→ **Your objective**
Copy out each line below that has the word "sene" in it.

→ **Data supplied**
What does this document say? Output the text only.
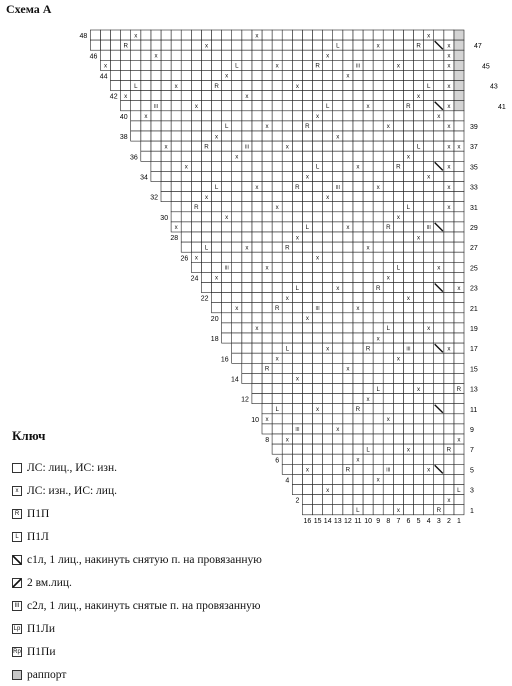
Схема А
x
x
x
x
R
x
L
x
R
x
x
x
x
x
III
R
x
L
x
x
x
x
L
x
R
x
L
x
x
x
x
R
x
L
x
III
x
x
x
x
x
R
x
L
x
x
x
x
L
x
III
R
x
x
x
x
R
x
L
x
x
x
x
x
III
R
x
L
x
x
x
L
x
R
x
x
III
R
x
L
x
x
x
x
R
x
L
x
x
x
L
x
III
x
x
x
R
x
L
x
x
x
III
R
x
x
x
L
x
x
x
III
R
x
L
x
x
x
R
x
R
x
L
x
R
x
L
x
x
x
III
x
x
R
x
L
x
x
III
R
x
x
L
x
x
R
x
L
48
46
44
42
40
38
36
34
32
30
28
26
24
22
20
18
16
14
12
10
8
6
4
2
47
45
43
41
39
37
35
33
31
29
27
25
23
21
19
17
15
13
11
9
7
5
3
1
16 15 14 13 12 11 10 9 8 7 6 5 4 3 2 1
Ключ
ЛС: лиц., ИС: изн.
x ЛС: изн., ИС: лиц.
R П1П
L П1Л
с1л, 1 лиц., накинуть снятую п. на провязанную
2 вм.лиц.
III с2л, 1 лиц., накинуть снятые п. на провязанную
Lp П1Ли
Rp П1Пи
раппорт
* * *
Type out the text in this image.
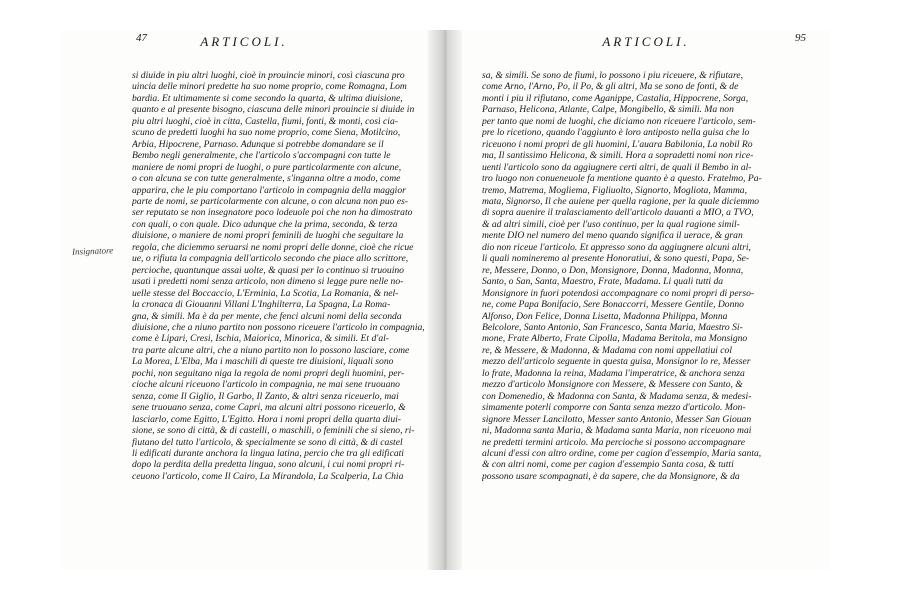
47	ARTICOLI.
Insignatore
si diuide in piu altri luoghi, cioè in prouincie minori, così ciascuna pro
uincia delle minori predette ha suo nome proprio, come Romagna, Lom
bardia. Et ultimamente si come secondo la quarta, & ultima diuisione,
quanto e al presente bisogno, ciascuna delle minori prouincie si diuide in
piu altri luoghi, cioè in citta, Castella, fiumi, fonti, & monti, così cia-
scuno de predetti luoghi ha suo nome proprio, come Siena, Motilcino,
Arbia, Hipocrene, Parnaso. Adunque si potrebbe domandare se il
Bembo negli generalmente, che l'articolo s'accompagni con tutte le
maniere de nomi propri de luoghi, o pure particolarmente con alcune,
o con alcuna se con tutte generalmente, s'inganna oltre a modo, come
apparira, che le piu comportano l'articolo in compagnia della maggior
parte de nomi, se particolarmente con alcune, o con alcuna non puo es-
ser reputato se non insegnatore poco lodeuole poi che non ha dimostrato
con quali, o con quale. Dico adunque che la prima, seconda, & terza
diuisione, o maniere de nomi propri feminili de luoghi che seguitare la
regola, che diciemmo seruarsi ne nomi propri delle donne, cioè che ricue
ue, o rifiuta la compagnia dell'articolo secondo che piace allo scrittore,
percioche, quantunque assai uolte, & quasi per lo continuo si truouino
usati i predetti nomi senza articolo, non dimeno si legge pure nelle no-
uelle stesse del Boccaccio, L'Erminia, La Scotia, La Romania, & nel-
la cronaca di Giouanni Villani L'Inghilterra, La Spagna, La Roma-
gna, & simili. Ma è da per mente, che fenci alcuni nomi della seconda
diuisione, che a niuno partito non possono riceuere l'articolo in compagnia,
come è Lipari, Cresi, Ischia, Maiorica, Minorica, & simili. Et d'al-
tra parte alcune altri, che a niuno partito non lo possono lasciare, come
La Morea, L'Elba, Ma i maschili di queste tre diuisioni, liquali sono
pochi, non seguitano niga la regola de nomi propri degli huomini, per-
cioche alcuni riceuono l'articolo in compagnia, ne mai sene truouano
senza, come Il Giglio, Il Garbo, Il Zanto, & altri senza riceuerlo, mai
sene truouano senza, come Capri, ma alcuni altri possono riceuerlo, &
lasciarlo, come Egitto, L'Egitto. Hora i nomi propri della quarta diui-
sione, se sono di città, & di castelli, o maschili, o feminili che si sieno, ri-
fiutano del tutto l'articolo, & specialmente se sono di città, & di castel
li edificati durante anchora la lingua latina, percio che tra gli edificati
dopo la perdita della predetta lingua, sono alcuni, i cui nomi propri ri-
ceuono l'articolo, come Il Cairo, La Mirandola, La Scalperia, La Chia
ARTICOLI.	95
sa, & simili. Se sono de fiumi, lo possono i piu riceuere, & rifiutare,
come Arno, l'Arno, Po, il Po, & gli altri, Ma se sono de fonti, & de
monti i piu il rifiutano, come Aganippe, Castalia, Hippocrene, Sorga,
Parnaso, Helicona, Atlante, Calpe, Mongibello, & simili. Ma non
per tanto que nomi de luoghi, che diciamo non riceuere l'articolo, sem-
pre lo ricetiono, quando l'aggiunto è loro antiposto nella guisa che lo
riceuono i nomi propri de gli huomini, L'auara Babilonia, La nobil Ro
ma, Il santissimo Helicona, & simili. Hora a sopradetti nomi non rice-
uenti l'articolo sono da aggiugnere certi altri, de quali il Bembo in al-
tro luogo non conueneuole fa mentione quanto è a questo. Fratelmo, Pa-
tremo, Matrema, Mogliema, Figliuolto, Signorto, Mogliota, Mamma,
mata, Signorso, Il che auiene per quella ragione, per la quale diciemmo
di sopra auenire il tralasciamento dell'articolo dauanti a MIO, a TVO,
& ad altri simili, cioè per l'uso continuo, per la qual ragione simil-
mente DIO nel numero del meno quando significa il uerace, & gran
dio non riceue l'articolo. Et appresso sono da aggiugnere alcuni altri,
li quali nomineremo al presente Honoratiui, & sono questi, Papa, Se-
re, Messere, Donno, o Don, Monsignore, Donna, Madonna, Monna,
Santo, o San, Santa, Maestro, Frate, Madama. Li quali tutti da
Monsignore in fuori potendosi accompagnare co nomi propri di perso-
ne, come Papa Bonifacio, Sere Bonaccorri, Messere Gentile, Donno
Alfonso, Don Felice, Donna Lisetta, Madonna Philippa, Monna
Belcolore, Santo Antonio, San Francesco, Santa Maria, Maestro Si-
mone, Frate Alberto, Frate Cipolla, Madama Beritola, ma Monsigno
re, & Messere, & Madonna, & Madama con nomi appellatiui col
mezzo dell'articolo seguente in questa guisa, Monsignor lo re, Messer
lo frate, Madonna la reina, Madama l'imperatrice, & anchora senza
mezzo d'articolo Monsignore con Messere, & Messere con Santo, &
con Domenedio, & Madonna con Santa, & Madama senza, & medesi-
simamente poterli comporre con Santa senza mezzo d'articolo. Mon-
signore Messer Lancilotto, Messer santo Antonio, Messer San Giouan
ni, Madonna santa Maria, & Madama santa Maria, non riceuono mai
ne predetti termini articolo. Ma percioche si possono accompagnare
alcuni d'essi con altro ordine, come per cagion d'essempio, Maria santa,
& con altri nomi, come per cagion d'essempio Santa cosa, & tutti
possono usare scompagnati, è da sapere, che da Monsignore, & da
==
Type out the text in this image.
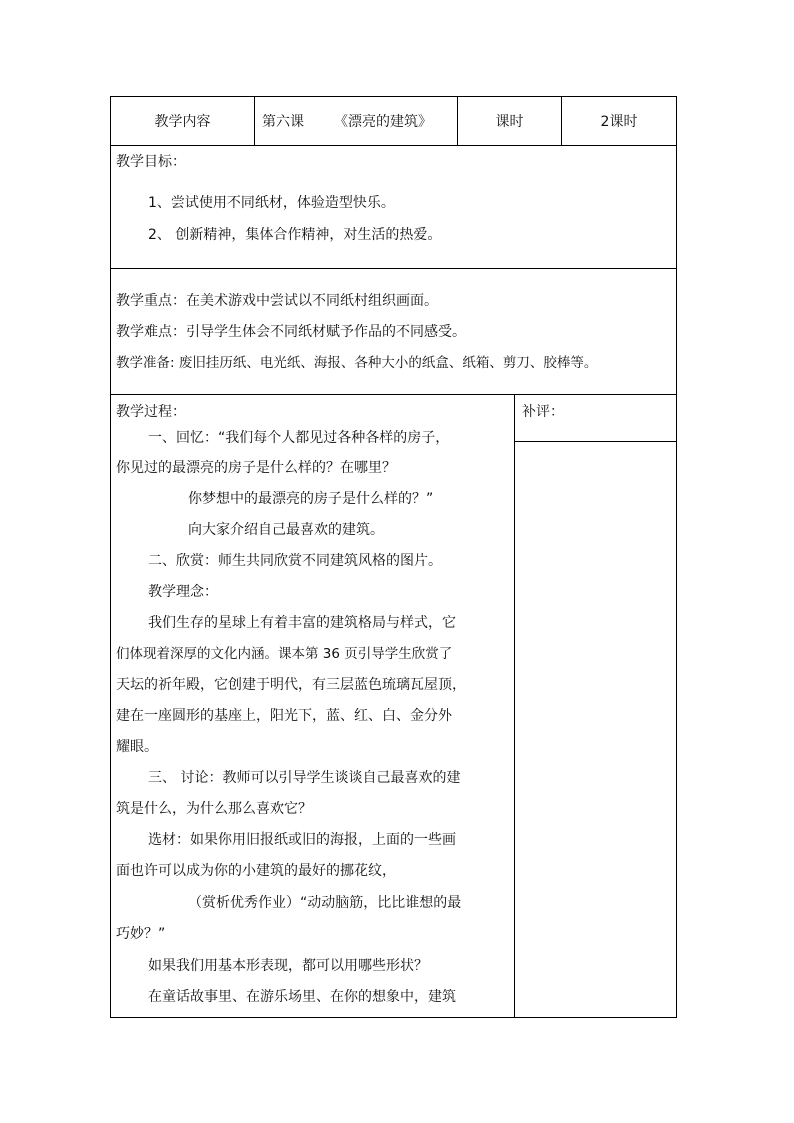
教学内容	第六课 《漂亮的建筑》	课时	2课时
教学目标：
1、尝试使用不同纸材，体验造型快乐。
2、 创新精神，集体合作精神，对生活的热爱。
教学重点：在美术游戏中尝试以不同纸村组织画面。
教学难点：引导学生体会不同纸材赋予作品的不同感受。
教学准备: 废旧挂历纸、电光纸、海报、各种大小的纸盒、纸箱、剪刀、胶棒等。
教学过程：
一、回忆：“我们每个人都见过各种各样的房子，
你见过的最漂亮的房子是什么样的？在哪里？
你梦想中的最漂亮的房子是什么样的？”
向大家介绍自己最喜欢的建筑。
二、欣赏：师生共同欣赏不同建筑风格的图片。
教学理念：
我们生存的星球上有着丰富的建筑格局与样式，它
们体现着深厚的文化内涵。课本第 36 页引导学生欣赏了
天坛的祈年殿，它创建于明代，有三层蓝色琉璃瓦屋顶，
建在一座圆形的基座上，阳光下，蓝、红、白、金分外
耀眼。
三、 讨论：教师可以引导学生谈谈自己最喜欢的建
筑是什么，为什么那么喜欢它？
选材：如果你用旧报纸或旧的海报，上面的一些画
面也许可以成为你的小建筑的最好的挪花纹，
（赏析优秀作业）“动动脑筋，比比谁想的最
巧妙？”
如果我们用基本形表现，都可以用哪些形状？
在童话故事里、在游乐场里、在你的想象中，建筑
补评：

→ **Written reply**
cioche alcuni riceuono l'articolo in compagnia, ne mai sene truouano
sene truouano senza, come Capri, ma alcuni altri possono riceuerlo, &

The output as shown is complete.